Stored data:
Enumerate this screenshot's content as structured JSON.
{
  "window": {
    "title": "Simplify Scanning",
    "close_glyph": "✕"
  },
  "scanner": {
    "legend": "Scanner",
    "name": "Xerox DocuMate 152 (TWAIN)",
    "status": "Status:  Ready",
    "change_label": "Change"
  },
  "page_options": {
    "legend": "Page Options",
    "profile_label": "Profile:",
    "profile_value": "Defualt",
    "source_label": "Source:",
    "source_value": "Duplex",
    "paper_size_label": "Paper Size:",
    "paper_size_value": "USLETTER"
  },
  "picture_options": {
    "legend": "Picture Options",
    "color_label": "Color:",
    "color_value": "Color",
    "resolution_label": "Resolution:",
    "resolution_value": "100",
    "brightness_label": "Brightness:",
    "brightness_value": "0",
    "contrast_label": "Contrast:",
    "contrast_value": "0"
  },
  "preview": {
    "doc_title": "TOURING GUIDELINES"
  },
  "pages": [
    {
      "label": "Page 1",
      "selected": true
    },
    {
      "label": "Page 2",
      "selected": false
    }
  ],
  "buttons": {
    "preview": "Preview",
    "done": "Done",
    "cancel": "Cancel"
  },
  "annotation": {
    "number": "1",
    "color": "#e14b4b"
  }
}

_EXERCISE GOAL:_ Pull every line containing the word "legend" out of the material and copy it.

_RESULT OF THIS TASK:_
    "legend": "Scanner",
    "legend": "Page Options",
    "legend": "Picture Options",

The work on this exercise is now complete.